DIRECTION: Identify every line in the records below that contains the word "ffffff", and copy each of those lines.

RECORDS:
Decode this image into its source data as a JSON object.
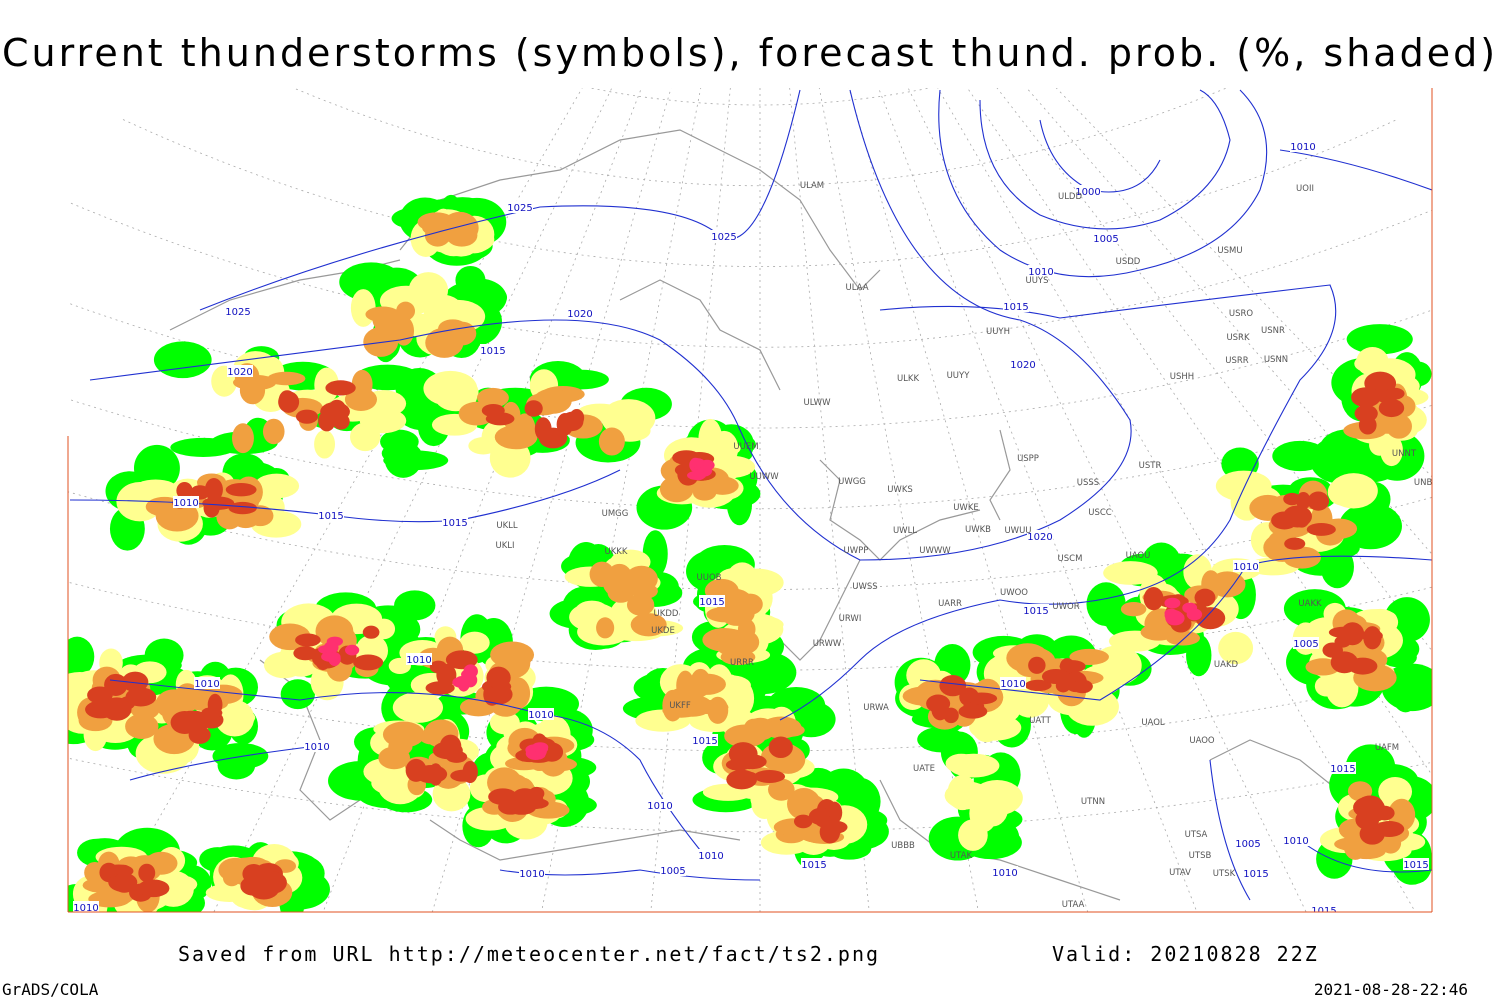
{
  "title": "Current thunderstorms (symbols), forecast thund. prob. (%, shaded)",
  "footer": {
    "source": "Saved from URL http://meteocenter.net/fact/ts2.png",
    "valid": "Valid: 20210828 22Z",
    "software": "GrADS/COLA",
    "timestamp": "2021-08-28-22:46"
  },
  "isobar_labels": [
    "1025",
    "1025",
    "1025",
    "1020",
    "1015",
    "1020",
    "1010",
    "1015",
    "1015",
    "1010",
    "1000",
    "1005",
    "1010",
    "1015",
    "1020",
    "1020",
    "1010",
    "1015",
    "1015",
    "1010",
    "1010",
    "1010",
    "1005",
    "1010",
    "1010",
    "1015",
    "1010",
    "1010",
    "1010",
    "1005",
    "1015",
    "1010",
    "1005",
    "1015",
    "1015",
    "1015",
    "1010",
    "1010",
    "1015"
  ],
  "stations": [
    "ULAM",
    "ULDD",
    "UOII",
    "USMU",
    "USDD",
    "UUYS",
    "ULAA",
    "USRO",
    "USRK",
    "USNR",
    "UUYH",
    "USRR",
    "USNN",
    "ULKK",
    "UUYY",
    "USHH",
    "ULWW",
    "UUEM",
    "UUWW",
    "UWGG",
    "UWKS",
    "USPP",
    "USTR",
    "USSS",
    "UNNT",
    "UNBB",
    "UWKE",
    "USCC",
    "UWLL",
    "UWWW",
    "UWKB",
    "UWUU",
    "UWPP",
    "USCM",
    "UAOU",
    "UMGG",
    "UKLL",
    "UKLI",
    "UKKK",
    "UUOB",
    "UWSS",
    "UWOO",
    "UAKK",
    "UARR",
    "UWOR",
    "UKDD",
    "UKDE",
    "URWI",
    "URWW",
    "URRR",
    "UAKD",
    "URWA",
    "UATT",
    "UAOL",
    "UAOO",
    "UKFF",
    "UATE",
    "UTNN",
    "UBBB",
    "UTAK",
    "UTSA",
    "UTSB",
    "UTAV",
    "UTSK",
    "UTAA",
    "UAFM"
  ]
}
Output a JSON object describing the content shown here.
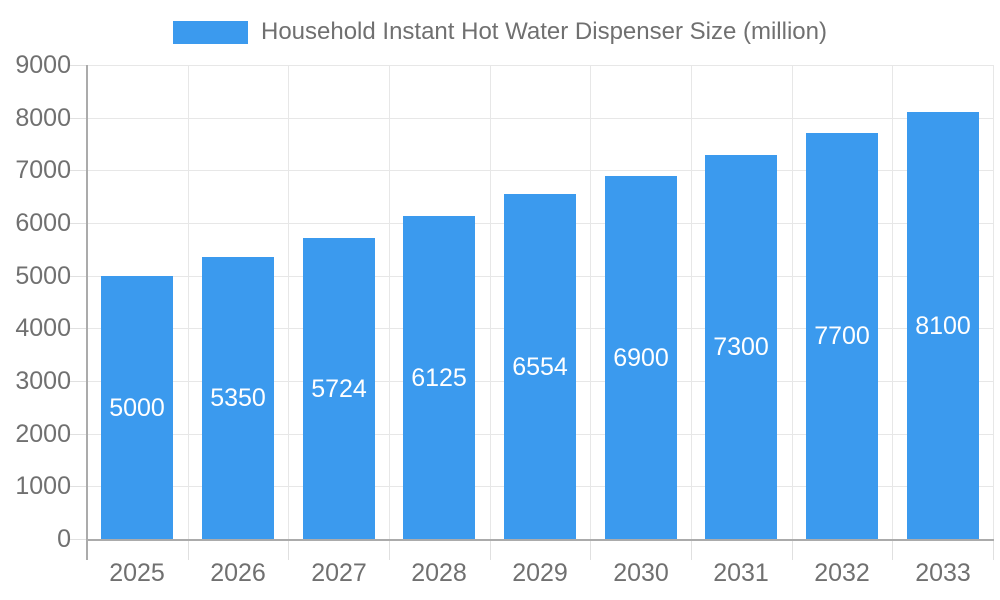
{
  "legend": {
    "label": "Household Instant Hot Water Dispenser Size (million)"
  },
  "chart_data": {
    "type": "bar",
    "title": "Household Instant Hot Water Dispenser Size (million)",
    "categories": [
      "2025",
      "2026",
      "2027",
      "2028",
      "2029",
      "2030",
      "2031",
      "2032",
      "2033"
    ],
    "values": [
      5000,
      5350,
      5724,
      6125,
      6554,
      6900,
      7300,
      7700,
      8100
    ],
    "value_labels": [
      "5000",
      "5350",
      "5724",
      "6125",
      "6554",
      "6900",
      "7300",
      "7700",
      "8100"
    ],
    "xlabel": "",
    "ylabel": "",
    "ylim": [
      0,
      9000
    ],
    "yticks": [
      0,
      1000,
      2000,
      3000,
      4000,
      5000,
      6000,
      7000,
      8000,
      9000
    ],
    "grid": true,
    "legend_position": "top",
    "bar_color": "#3b9aee",
    "value_label_color": "#ffffff",
    "axis_label_color": "#707070",
    "gridline_color": "#e7e7e7",
    "axis_line_color": "#ababab"
  }
}
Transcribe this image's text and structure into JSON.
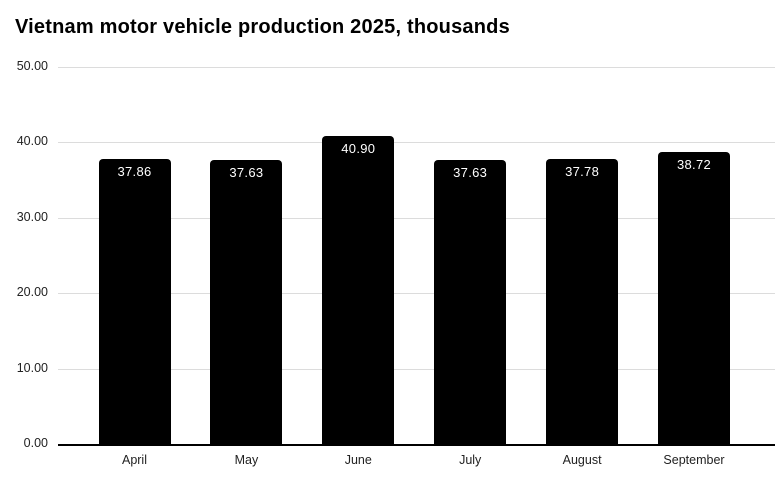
{
  "title": "Vietnam motor vehicle production 2025, thousands",
  "chart_data": {
    "type": "bar",
    "title": "Vietnam motor vehicle production 2025, thousands",
    "categories": [
      "April",
      "May",
      "June",
      "July",
      "August",
      "September"
    ],
    "values": [
      37.86,
      37.63,
      40.9,
      37.63,
      37.78,
      38.72
    ],
    "value_labels": [
      "37.86",
      "37.63",
      "40.90",
      "37.63",
      "37.78",
      "38.72"
    ],
    "xlabel": "",
    "ylabel": "",
    "ylim": [
      0,
      50
    ],
    "yticks": [
      0,
      10,
      20,
      30,
      40,
      50
    ],
    "ytick_labels": [
      "0.00",
      "10.00",
      "20.00",
      "30.00",
      "40.00",
      "50.00"
    ],
    "grid": true,
    "legend": "none",
    "colors": {
      "bar": "#000000",
      "bar_label_text": "#ffffff",
      "gridline": "#dcdcdc",
      "axis_line": "#000000",
      "tick_text": "#222222",
      "title_text": "#000000",
      "background": "#ffffff"
    }
  }
}
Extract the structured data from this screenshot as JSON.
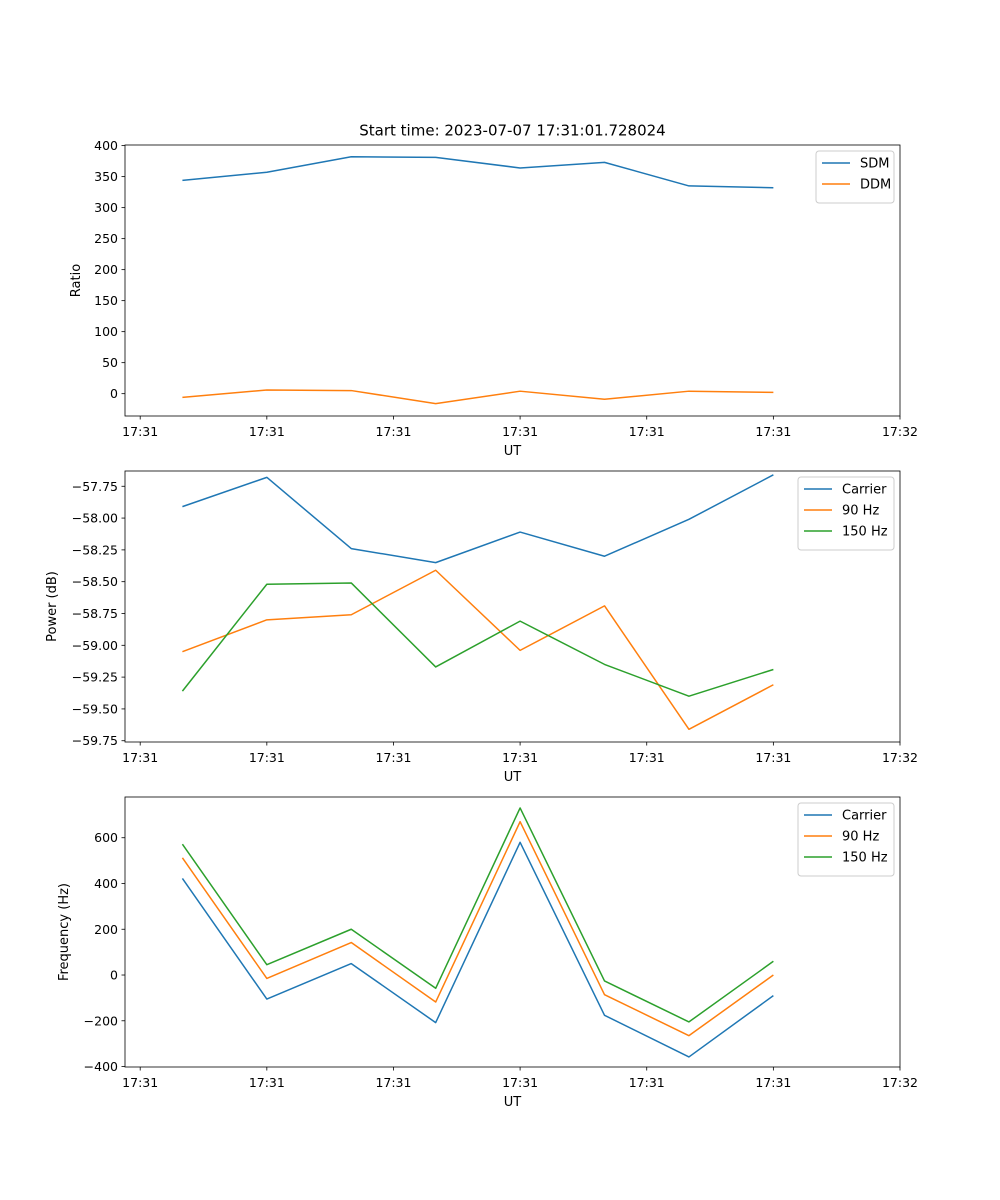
{
  "figure_title": "Start time: 2023-07-07 17:31:01.728024",
  "colors": {
    "c0": "#1f77b4",
    "c1": "#ff7f0e",
    "c2": "#2ca02c"
  },
  "chart_data": [
    {
      "type": "line",
      "title": "Start time: 2023-07-07 17:31:01.728024",
      "xlabel": "UT",
      "ylabel": "Ratio",
      "x": [
        1,
        2,
        3,
        4,
        5,
        6,
        7,
        8
      ],
      "xlim": [
        0.32,
        9.5
      ],
      "xticks": [
        0.5,
        2.0,
        3.5,
        5.0,
        6.5,
        8.0,
        9.5
      ],
      "xtick_labels": [
        "17:31",
        "17:31",
        "17:31",
        "17:31",
        "17:31",
        "17:31",
        "17:32"
      ],
      "ylim": [
        -36,
        401
      ],
      "yticks": [
        0,
        50,
        100,
        150,
        200,
        250,
        300,
        350,
        400
      ],
      "ytick_labels": [
        "0",
        "50",
        "100",
        "150",
        "200",
        "250",
        "300",
        "350",
        "400"
      ],
      "legend": "top-right",
      "series": [
        {
          "name": "SDM",
          "color": "#1f77b4",
          "values": [
            344,
            357,
            382,
            381,
            364,
            373,
            335,
            332
          ]
        },
        {
          "name": "DDM",
          "color": "#ff7f0e",
          "values": [
            -6,
            6,
            5,
            -16,
            4,
            -9,
            4,
            2
          ]
        }
      ]
    },
    {
      "type": "line",
      "title": "",
      "xlabel": "UT",
      "ylabel": "Power (dB)",
      "x": [
        1,
        2,
        3,
        4,
        5,
        6,
        7,
        8
      ],
      "xlim": [
        0.32,
        9.5
      ],
      "xticks": [
        0.5,
        2.0,
        3.5,
        5.0,
        6.5,
        8.0,
        9.5
      ],
      "xtick_labels": [
        "17:31",
        "17:31",
        "17:31",
        "17:31",
        "17:31",
        "17:31",
        "17:32"
      ],
      "ylim": [
        -59.76,
        -57.63
      ],
      "yticks": [
        -57.75,
        -58.0,
        -58.25,
        -58.5,
        -58.75,
        -59.0,
        -59.25,
        -59.5,
        -59.75
      ],
      "ytick_labels": [
        "−57.75",
        "−58.00",
        "−58.25",
        "−58.50",
        "−58.75",
        "−59.00",
        "−59.25",
        "−59.50",
        "−59.75"
      ],
      "legend": "top-right",
      "series": [
        {
          "name": "Carrier",
          "color": "#1f77b4",
          "values": [
            -57.91,
            -57.68,
            -58.24,
            -58.35,
            -58.11,
            -58.3,
            -58.01,
            -57.66
          ]
        },
        {
          "name": "90 Hz",
          "color": "#ff7f0e",
          "values": [
            -59.05,
            -58.8,
            -58.76,
            -58.41,
            -59.04,
            -58.69,
            -59.66,
            -59.31
          ]
        },
        {
          "name": "150 Hz",
          "color": "#2ca02c",
          "values": [
            -59.36,
            -58.52,
            -58.51,
            -59.17,
            -58.81,
            -59.15,
            -59.4,
            -59.19
          ]
        }
      ]
    },
    {
      "type": "line",
      "title": "",
      "xlabel": "UT",
      "ylabel": "Frequency (Hz)",
      "x": [
        1,
        2,
        3,
        4,
        5,
        6,
        7,
        8
      ],
      "xlim": [
        0.32,
        9.5
      ],
      "xticks": [
        0.5,
        2.0,
        3.5,
        5.0,
        6.5,
        8.0,
        9.5
      ],
      "xtick_labels": [
        "17:31",
        "17:31",
        "17:31",
        "17:31",
        "17:31",
        "17:31",
        "17:32"
      ],
      "ylim": [
        -402,
        778
      ],
      "yticks": [
        -400,
        -200,
        0,
        200,
        400,
        600
      ],
      "ytick_labels": [
        "−400",
        "−200",
        "0",
        "200",
        "400",
        "600"
      ],
      "legend": "top-right",
      "series": [
        {
          "name": "Carrier",
          "color": "#1f77b4",
          "values": [
            422,
            -105,
            50,
            -208,
            580,
            -176,
            -358,
            -90
          ]
        },
        {
          "name": "90 Hz",
          "color": "#ff7f0e",
          "values": [
            512,
            -15,
            142,
            -118,
            670,
            -86,
            -265,
            0
          ]
        },
        {
          "name": "150 Hz",
          "color": "#2ca02c",
          "values": [
            572,
            45,
            200,
            -58,
            730,
            -26,
            -205,
            60
          ]
        }
      ]
    }
  ]
}
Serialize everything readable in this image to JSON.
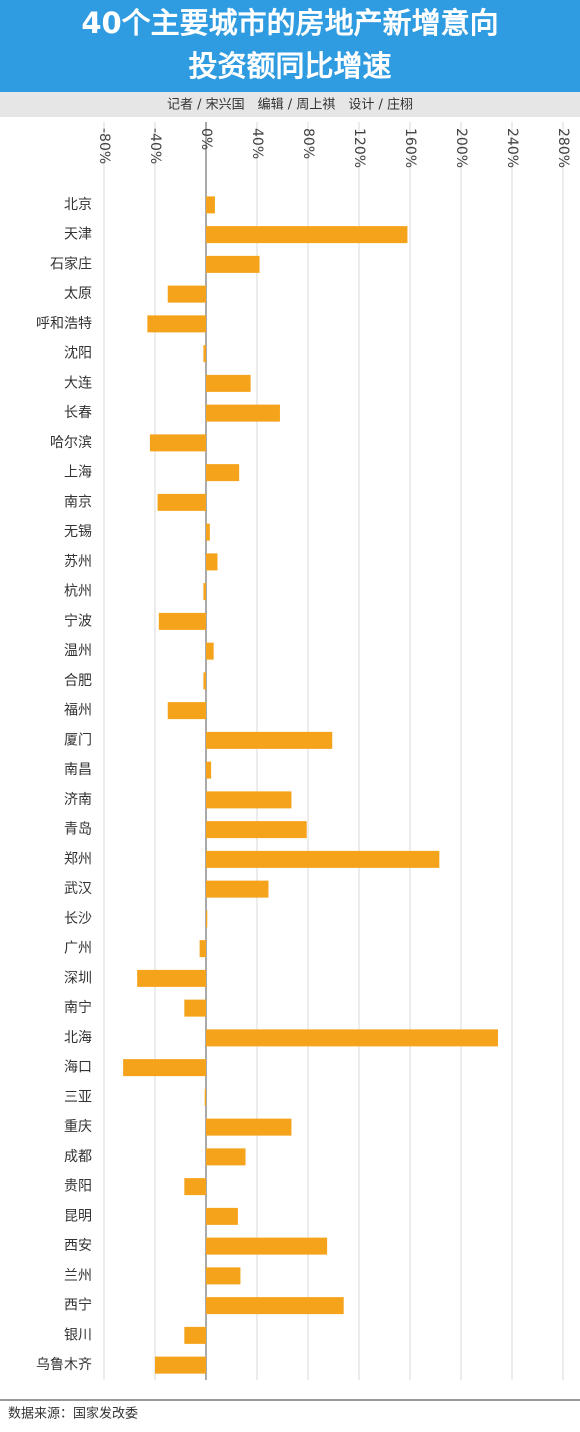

FULL RESPONSE:
    "value_label_color": "#ffffff",
      "bar_label_text": "#ffffff",
      "background": "#ffffff"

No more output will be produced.